-- Begin --

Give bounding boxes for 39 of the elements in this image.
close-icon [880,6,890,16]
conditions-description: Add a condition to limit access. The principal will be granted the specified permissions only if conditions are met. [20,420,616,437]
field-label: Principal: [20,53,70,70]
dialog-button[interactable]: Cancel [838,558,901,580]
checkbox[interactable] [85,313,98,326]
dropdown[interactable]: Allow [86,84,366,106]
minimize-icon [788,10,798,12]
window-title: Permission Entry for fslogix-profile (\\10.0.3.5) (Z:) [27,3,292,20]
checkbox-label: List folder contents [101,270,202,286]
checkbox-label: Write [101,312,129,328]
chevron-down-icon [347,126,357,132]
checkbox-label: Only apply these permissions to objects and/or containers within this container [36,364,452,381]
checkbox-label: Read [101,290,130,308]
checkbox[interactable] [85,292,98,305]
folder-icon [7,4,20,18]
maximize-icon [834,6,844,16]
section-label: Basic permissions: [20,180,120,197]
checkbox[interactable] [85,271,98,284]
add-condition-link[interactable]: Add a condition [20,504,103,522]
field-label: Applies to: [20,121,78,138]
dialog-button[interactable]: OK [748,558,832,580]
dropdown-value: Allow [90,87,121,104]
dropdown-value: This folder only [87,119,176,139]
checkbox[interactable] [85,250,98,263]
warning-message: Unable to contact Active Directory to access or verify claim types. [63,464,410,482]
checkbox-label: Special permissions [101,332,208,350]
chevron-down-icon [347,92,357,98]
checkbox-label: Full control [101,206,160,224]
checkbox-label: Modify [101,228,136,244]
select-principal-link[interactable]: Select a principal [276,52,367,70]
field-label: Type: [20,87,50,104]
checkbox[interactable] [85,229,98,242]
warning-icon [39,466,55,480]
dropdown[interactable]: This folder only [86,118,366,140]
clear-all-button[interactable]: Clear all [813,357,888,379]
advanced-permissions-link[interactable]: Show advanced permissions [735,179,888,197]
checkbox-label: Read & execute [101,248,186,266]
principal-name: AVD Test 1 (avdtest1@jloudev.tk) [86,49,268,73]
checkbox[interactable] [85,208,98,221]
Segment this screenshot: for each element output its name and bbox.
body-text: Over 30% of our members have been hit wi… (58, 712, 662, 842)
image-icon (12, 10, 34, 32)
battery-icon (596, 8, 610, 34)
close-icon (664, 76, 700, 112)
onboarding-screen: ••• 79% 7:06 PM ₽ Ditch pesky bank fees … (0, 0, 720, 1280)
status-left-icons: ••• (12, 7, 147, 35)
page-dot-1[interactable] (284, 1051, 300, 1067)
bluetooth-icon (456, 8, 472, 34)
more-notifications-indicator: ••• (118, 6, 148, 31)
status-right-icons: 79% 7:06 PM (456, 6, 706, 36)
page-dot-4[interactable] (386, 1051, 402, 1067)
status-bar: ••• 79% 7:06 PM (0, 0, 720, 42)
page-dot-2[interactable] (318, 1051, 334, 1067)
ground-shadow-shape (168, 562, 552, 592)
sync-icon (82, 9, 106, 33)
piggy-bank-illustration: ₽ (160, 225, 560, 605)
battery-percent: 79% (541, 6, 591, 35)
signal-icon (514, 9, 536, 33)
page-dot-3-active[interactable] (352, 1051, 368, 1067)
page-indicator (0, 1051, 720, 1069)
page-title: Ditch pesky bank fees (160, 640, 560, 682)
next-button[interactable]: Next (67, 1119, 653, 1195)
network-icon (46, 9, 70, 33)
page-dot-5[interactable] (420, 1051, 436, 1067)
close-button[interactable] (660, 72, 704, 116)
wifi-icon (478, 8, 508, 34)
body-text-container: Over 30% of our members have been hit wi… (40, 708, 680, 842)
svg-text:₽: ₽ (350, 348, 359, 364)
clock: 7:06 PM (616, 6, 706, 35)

-- End --

◆ Exercise aim
Copy the entire listing above line for line, changing nothing.

◆ Task response
Give bounding boxes for 39 of the elements in this image.
close-icon [880,6,890,16]
conditions-description: Add a condition to limit access. The principal will be granted the specified permissions only if conditions are met. [20,420,616,437]
field-label: Principal: [20,53,70,70]
dialog-button[interactable]: Cancel [838,558,901,580]
checkbox[interactable] [85,313,98,326]
dropdown[interactable]: Allow [86,84,366,106]
minimize-icon [788,10,798,12]
window-title: Permission Entry for fslogix-profile (\\10.0.3.5) (Z:) [27,3,292,20]
checkbox-label: List folder contents [101,270,202,286]
checkbox-label: Write [101,312,129,328]
chevron-down-icon [347,126,357,132]
checkbox-label: Only apply these permissions to objects and/or containers within this container [36,364,452,381]
checkbox-label: Read [101,290,130,308]
checkbox[interactable] [85,292,98,305]
folder-icon [7,4,20,18]
maximize-icon [834,6,844,16]
section-label: Basic permissions: [20,180,120,197]
checkbox[interactable] [85,271,98,284]
add-condition-link[interactable]: Add a condition [20,504,103,522]
field-label: Applies to: [20,121,78,138]
dialog-button[interactable]: OK [748,558,832,580]
dropdown-value: Allow [90,87,121,104]
dropdown-value: This folder only [87,119,176,139]
checkbox[interactable] [85,250,98,263]
warning-message: Unable to contact Active Directory to access or verify claim types. [63,464,410,482]
checkbox-label: Special permissions [101,332,208,350]
chevron-down-icon [347,92,357,98]
checkbox-label: Full control [101,206,160,224]
checkbox-label: Modify [101,228,136,244]
select-principal-link[interactable]: Select a principal [276,52,367,70]
field-label: Type: [20,87,50,104]
checkbox[interactable] [85,229,98,242]
warning-icon [39,466,55,480]
dropdown[interactable]: This folder only [86,118,366,140]
clear-all-button[interactable]: Clear all [813,357,888,379]
advanced-permissions-link[interactable]: Show advanced permissions [735,179,888,197]
checkbox-label: Read & execute [101,248,186,266]
principal-name: AVD Test 1 (avdtest1@jloudev.tk) [86,49,268,73]
checkbox[interactable] [85,208,98,221]
Segment this screenshot: for each element output its name and bbox.
body-text: Over 30% of our members have been hit wi… (58, 712, 662, 842)
image-icon (12, 10, 34, 32)
battery-icon (596, 8, 610, 34)
close-icon (664, 76, 700, 112)
onboarding-screen: ••• 79% 7:06 PM ₽ Ditch pesky bank fees … (0, 0, 720, 1280)
status-left-icons: ••• (12, 7, 147, 35)
page-dot-1[interactable] (284, 1051, 300, 1067)
bluetooth-icon (456, 8, 472, 34)
more-notifications-indicator: ••• (118, 6, 148, 31)
status-right-icons: 79% 7:06 PM (456, 6, 706, 36)
page-dot-4[interactable] (386, 1051, 402, 1067)
status-bar: ••• 79% 7:06 PM (0, 0, 720, 42)
page-dot-2[interactable] (318, 1051, 334, 1067)
ground-shadow-shape (168, 562, 552, 592)
sync-icon (82, 9, 106, 33)
piggy-bank-illustration: ₽ (160, 225, 560, 605)
battery-percent: 79% (541, 6, 591, 35)
signal-icon (514, 9, 536, 33)
page-dot-3-active[interactable] (352, 1051, 368, 1067)
page-indicator (0, 1051, 720, 1069)
page-title: Ditch pesky bank fees (160, 640, 560, 682)
next-button[interactable]: Next (67, 1119, 653, 1195)
network-icon (46, 9, 70, 33)
page-dot-5[interactable] (420, 1051, 436, 1067)
close-button[interactable] (660, 72, 704, 116)
wifi-icon (478, 8, 508, 34)
body-text-container: Over 30% of our members have been hit wi… (40, 708, 680, 842)
svg-text:₽: ₽ (350, 348, 359, 364)
clock: 7:06 PM (616, 6, 706, 35)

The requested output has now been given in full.